Data listing
____
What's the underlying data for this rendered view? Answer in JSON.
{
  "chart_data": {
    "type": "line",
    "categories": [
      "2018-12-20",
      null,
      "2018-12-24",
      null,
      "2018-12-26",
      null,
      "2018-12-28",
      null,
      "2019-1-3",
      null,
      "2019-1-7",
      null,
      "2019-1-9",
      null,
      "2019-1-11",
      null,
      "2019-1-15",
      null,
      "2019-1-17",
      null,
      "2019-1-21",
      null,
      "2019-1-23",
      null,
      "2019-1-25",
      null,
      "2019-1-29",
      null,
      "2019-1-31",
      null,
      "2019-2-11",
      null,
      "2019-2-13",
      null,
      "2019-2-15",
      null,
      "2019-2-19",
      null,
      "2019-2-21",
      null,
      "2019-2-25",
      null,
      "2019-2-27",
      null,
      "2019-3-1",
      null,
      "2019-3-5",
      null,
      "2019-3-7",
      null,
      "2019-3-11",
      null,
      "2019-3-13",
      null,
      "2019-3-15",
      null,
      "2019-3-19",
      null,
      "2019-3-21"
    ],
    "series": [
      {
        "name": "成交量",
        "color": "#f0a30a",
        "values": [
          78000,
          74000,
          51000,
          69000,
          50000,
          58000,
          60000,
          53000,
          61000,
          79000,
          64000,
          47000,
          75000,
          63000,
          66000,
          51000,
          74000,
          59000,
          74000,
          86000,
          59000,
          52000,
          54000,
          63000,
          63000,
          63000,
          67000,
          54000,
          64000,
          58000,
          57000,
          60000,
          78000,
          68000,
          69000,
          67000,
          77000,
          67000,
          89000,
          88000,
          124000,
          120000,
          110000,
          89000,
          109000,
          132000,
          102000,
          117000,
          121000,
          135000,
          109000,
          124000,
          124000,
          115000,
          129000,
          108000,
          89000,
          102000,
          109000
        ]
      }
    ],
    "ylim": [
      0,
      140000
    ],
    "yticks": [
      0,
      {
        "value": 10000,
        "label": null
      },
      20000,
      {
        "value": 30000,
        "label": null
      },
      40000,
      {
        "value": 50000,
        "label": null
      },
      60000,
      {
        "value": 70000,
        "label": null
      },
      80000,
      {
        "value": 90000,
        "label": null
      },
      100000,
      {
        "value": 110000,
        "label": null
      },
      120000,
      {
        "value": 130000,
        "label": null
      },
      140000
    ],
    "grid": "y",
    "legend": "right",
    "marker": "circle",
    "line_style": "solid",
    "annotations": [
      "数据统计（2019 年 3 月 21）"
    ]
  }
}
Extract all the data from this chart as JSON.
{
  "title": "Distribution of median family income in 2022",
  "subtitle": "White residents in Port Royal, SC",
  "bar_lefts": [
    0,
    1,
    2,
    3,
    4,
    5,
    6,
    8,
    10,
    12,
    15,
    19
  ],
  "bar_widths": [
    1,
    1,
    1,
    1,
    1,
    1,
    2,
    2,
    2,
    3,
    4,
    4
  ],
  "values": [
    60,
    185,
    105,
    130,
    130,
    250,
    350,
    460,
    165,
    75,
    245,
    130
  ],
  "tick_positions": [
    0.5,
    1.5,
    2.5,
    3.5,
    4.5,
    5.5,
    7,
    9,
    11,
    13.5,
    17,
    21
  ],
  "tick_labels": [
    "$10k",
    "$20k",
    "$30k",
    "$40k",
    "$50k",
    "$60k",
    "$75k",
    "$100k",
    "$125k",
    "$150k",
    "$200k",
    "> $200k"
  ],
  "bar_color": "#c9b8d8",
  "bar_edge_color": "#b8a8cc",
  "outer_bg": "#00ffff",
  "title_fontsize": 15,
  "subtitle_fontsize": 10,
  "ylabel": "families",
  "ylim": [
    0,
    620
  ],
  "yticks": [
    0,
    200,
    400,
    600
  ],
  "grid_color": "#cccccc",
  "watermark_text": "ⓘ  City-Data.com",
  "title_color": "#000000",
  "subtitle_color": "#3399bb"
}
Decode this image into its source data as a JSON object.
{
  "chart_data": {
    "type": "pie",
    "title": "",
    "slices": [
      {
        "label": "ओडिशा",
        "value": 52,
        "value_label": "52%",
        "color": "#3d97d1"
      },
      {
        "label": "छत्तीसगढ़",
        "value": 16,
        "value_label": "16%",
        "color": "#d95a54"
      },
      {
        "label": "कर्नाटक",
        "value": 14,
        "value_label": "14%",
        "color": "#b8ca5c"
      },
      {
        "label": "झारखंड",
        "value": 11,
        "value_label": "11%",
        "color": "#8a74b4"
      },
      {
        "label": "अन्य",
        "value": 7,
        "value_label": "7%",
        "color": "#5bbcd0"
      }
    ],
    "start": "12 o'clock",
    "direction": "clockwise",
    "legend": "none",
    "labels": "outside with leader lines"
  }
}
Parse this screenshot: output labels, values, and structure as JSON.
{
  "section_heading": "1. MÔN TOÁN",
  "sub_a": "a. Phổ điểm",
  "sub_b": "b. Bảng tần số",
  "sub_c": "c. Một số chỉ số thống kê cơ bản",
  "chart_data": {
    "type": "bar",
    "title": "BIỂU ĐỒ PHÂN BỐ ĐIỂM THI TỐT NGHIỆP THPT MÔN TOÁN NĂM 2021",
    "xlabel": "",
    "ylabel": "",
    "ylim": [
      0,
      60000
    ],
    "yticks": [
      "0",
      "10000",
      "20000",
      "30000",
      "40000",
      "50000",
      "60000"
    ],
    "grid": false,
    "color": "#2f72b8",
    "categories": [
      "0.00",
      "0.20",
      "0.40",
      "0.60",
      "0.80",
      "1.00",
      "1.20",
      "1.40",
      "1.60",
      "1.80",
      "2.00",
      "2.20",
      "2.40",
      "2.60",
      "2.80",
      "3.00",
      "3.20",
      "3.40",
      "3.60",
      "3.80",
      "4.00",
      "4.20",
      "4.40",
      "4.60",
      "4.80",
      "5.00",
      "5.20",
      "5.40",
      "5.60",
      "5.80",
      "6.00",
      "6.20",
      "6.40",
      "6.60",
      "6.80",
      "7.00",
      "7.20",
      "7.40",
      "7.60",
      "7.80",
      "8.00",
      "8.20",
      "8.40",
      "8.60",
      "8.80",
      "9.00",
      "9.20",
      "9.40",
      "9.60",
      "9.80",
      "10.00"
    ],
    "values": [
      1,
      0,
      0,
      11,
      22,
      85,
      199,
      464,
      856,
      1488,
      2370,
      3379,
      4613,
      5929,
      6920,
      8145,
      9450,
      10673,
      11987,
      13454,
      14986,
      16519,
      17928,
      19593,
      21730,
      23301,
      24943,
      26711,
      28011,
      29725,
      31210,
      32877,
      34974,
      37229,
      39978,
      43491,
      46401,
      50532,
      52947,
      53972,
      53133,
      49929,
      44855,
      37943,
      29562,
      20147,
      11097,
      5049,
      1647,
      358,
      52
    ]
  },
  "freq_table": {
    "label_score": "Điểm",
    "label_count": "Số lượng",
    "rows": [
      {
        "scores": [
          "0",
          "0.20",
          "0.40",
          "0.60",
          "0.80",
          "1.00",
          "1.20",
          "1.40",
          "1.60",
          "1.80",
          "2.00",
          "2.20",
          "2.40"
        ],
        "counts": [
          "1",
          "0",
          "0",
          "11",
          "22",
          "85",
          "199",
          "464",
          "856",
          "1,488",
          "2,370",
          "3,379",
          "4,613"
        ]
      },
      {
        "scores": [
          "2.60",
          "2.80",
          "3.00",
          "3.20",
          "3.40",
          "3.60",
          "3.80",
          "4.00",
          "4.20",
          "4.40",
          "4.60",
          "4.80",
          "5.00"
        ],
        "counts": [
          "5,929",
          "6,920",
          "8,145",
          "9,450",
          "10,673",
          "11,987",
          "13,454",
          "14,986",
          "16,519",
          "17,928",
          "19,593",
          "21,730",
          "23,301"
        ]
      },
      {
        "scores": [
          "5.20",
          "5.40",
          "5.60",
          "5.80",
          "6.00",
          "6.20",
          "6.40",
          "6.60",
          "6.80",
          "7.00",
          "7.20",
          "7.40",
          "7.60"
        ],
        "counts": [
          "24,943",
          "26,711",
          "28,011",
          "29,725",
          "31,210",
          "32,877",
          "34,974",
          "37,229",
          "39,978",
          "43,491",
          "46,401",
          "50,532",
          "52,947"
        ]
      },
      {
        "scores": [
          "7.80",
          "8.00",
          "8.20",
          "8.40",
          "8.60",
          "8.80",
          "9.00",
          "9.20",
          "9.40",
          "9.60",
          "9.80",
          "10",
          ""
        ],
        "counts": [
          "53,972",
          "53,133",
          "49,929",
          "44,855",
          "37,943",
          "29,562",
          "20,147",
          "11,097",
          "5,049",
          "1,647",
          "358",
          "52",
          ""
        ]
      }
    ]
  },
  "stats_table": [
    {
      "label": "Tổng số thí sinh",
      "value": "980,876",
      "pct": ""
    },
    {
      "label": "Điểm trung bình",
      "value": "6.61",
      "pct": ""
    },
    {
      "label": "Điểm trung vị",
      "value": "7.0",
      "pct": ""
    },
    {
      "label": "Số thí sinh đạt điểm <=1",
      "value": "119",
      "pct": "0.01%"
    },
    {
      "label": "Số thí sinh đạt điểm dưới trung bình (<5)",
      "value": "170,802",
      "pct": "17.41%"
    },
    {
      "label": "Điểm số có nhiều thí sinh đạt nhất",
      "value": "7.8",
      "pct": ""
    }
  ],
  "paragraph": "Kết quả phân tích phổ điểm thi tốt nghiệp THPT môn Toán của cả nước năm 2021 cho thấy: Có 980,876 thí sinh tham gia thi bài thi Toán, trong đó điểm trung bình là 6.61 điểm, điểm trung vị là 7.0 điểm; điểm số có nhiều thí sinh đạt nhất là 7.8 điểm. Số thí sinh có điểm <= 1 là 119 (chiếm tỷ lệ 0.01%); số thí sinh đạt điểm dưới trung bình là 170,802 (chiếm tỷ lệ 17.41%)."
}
____
• [Stated task]:
Filter the records down to the lines that contain the string "this", and copy those lines.

• [Result]:
What's the underlying data for this rendered view? Answer in JSON.
Extract all the data from this chart as JSON.
Decode this image into its source data as a JSON object.
Parse this screenshot: output labels, values, and structure as JSON.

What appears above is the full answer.